# Start of SOURCE RECORDS
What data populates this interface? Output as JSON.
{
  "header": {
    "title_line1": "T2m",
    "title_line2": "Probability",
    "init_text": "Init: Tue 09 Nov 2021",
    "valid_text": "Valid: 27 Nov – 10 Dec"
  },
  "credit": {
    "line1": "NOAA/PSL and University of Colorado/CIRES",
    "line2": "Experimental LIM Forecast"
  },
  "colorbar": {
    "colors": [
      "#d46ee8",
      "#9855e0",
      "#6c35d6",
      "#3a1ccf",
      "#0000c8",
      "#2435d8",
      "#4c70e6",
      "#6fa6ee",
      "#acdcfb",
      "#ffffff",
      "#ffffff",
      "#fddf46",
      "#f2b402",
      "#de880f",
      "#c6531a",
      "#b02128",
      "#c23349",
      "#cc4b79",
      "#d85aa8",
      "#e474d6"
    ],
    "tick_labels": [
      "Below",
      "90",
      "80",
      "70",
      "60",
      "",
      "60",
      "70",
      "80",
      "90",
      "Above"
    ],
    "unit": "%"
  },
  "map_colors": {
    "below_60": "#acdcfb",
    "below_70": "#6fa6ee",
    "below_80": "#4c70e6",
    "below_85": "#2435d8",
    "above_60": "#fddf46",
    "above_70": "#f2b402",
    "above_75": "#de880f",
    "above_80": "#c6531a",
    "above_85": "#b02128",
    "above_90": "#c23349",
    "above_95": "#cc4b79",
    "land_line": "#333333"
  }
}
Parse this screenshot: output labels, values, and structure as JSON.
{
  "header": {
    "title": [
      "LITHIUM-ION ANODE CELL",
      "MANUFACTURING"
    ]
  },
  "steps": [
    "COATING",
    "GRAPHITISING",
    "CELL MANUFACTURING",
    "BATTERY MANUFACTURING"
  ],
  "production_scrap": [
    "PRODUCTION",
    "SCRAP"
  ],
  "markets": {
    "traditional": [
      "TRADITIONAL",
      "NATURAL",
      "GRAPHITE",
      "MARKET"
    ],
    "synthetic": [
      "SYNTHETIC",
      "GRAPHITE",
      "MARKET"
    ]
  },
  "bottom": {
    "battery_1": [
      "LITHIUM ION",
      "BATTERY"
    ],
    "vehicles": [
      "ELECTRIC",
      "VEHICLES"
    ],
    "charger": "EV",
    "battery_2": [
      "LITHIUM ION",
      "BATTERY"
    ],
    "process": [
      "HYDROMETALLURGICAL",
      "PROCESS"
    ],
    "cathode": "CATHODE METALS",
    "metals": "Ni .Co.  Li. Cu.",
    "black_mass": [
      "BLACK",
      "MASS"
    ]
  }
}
# End of SOURCE RECORDS
§ EXERCISE TASK: Looking at the listing above, how many of its lines contain the string "JSON"? Give the number alone.

§ THE REPLY: 2